■ Task details:
From the listing, collect all lines containing the word "components".

--- start of Input ---

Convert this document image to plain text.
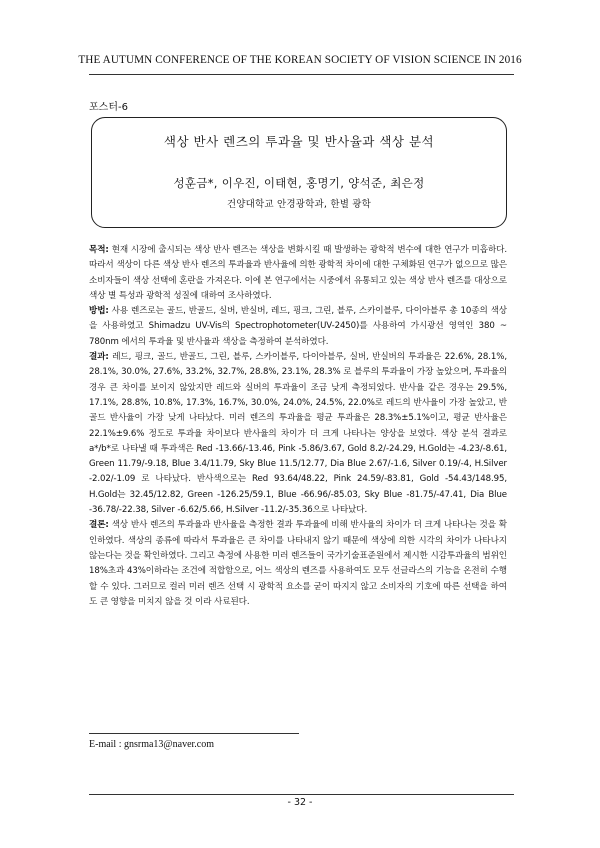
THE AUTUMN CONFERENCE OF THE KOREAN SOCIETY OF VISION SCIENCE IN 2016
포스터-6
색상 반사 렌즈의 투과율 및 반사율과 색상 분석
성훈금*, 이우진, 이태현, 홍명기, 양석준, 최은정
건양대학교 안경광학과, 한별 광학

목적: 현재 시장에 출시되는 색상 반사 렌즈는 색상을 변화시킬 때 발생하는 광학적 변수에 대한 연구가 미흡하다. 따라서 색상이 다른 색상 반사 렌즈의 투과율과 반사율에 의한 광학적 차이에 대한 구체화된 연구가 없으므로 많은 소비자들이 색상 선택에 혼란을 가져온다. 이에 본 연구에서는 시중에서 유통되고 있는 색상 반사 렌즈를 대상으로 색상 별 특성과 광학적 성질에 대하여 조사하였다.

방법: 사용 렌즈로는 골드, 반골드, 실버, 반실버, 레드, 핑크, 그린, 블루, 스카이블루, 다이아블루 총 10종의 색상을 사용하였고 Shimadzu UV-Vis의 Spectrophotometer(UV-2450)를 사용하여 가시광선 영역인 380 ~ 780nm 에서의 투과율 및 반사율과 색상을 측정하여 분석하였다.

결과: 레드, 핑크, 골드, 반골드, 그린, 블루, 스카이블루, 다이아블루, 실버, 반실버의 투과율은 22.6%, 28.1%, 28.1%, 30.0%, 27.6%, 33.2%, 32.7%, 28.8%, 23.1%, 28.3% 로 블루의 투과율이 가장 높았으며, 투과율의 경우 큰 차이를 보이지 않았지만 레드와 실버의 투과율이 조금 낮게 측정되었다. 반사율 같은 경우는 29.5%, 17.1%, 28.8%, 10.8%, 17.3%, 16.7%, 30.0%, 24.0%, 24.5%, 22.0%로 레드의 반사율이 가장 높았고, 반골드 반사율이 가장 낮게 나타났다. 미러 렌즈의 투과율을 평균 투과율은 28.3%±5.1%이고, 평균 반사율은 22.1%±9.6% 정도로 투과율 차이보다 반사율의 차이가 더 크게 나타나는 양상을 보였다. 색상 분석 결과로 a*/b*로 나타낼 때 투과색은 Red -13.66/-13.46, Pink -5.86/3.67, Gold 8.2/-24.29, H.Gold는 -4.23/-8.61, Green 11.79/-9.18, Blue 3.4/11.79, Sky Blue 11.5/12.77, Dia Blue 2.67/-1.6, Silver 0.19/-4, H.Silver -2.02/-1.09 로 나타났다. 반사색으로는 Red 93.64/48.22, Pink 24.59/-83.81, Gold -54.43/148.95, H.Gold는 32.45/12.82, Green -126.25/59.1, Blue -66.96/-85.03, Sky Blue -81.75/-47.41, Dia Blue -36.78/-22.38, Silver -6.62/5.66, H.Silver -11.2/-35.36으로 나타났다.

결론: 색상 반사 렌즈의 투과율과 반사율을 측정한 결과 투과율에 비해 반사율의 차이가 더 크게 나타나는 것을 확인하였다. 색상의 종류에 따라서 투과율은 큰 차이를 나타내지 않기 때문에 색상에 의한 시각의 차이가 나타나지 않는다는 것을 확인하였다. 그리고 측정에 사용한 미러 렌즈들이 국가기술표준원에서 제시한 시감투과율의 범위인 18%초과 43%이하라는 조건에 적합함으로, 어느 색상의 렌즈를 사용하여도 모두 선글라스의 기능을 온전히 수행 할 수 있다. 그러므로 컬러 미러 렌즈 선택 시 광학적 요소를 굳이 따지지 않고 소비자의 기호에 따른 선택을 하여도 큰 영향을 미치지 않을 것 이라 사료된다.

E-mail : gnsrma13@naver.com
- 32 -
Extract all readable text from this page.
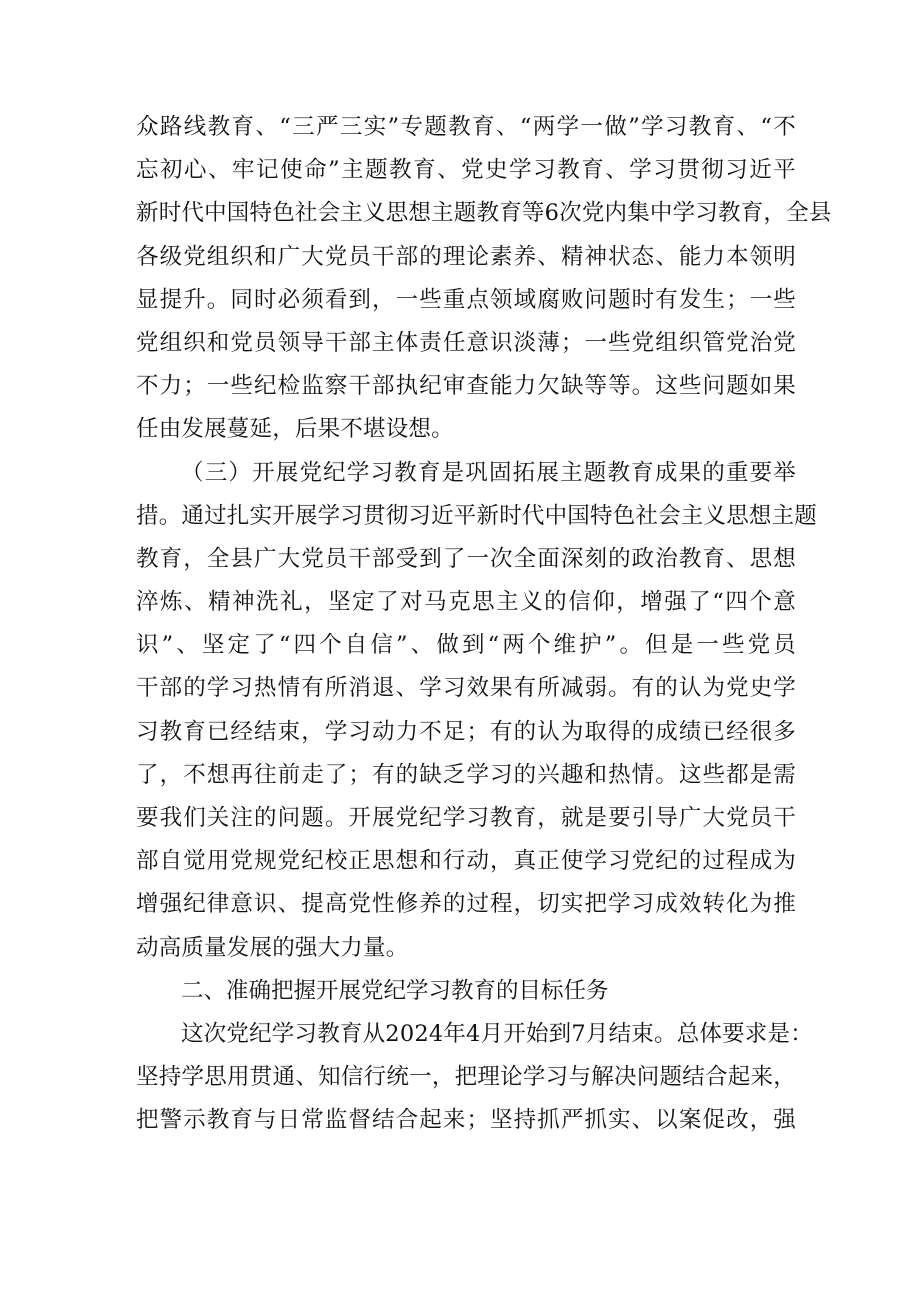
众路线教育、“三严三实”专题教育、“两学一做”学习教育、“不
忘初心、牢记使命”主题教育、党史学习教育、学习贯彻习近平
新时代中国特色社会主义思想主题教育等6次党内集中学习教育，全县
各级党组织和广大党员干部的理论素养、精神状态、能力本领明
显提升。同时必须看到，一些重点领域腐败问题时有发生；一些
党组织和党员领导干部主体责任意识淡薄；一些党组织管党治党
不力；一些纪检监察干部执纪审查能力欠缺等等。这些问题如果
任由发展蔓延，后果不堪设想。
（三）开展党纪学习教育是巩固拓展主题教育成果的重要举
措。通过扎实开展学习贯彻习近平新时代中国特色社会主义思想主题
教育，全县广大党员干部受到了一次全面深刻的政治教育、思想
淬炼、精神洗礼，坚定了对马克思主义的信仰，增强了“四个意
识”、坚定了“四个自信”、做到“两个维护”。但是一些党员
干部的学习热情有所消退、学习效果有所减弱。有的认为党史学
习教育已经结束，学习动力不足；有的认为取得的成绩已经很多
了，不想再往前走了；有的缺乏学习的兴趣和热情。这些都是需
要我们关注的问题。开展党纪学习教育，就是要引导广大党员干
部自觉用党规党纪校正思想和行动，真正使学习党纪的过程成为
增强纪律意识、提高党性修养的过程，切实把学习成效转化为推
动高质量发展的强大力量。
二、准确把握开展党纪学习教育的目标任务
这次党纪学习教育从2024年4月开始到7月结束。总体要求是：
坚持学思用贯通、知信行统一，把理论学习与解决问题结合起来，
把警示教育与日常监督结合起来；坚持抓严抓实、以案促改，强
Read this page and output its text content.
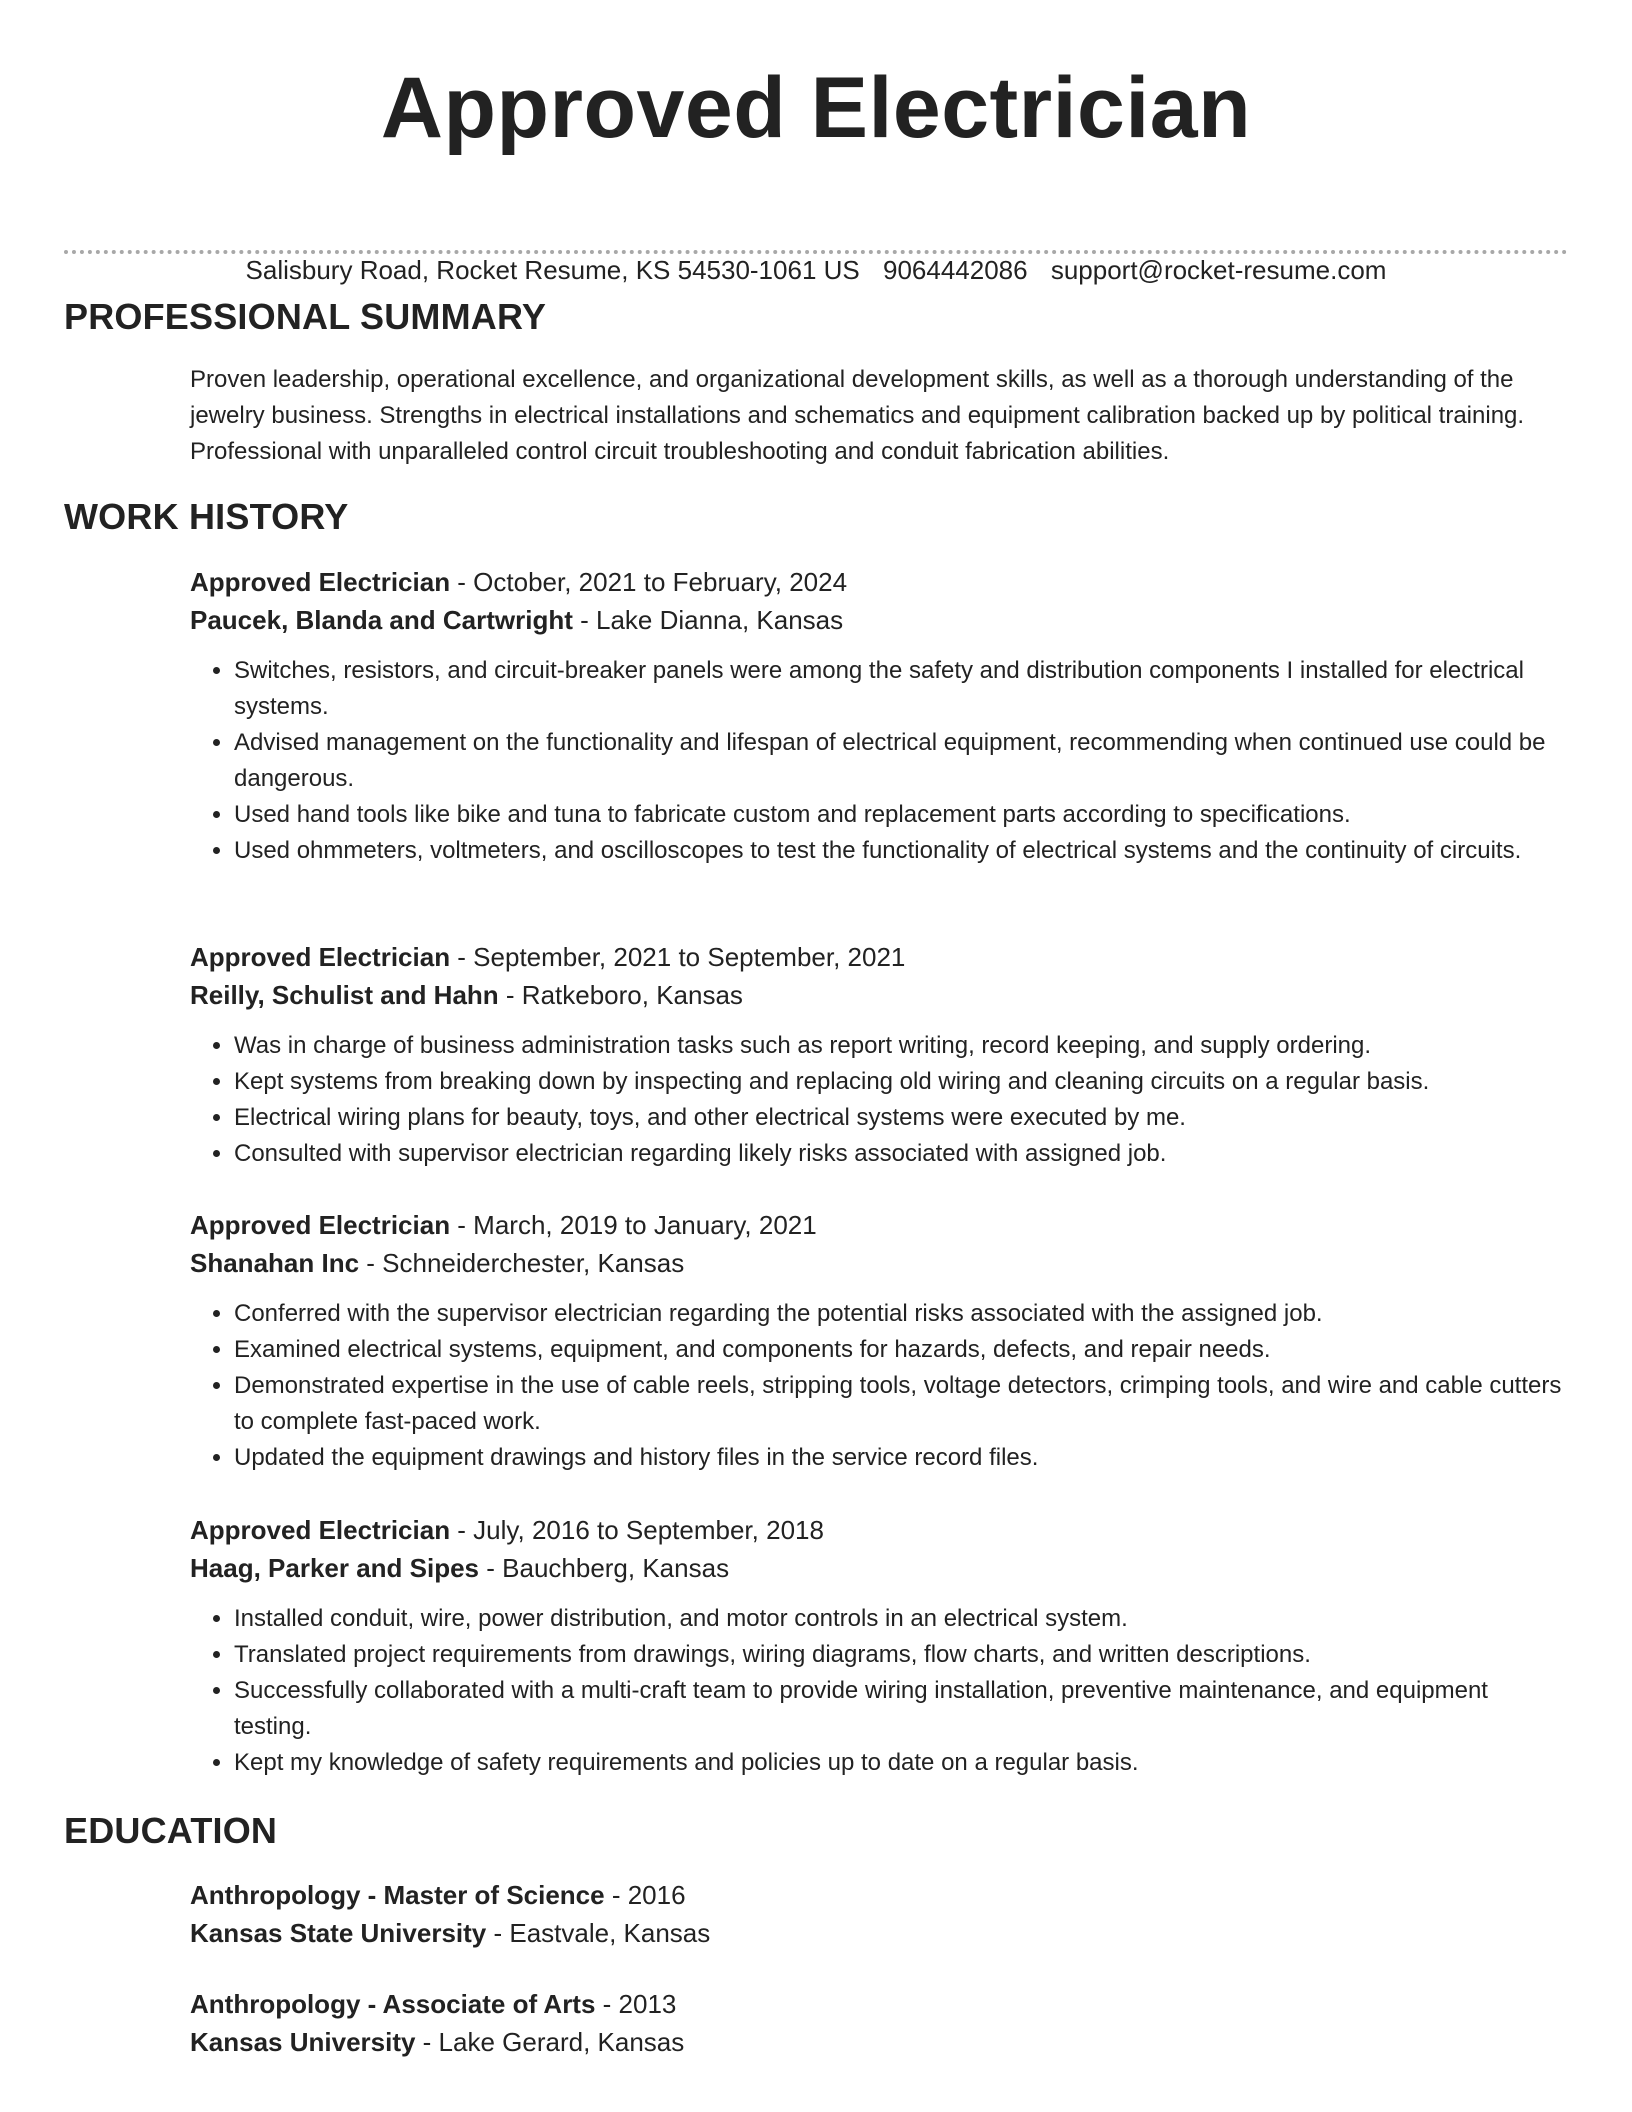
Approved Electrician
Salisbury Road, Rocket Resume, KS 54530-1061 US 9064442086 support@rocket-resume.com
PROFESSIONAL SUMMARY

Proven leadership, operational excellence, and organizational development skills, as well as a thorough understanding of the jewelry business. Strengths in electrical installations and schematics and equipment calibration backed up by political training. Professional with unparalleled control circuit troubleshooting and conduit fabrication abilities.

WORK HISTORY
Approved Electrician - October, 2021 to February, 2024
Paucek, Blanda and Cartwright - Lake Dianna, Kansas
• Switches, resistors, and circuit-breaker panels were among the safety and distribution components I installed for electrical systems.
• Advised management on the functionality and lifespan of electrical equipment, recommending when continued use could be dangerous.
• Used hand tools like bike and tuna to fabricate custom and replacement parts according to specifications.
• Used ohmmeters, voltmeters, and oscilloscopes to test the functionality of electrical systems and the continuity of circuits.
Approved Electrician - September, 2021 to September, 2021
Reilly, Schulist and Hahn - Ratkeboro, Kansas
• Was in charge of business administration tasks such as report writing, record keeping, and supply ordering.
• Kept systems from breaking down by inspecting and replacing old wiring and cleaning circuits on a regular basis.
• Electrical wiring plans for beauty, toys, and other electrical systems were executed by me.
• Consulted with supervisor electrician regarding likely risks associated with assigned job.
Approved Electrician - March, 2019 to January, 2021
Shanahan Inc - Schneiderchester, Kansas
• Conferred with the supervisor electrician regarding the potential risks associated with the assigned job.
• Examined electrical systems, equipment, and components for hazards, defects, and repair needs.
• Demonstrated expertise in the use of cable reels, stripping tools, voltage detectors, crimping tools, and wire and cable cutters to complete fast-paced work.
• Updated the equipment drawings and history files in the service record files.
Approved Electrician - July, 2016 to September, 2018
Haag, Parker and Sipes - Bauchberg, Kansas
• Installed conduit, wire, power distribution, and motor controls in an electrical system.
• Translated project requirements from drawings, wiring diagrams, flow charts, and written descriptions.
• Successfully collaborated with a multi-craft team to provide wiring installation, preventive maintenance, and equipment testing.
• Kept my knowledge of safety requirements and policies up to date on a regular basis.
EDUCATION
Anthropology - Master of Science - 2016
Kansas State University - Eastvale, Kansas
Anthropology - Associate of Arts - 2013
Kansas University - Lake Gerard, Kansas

--- end of Input ---

■ Solution to the exercise:
• Switches, resistors, and circuit-breaker panels were among the safety and distribution components I installed for electrical systems.
• Examined electrical systems, equipment, and components for hazards, defects, and repair needs.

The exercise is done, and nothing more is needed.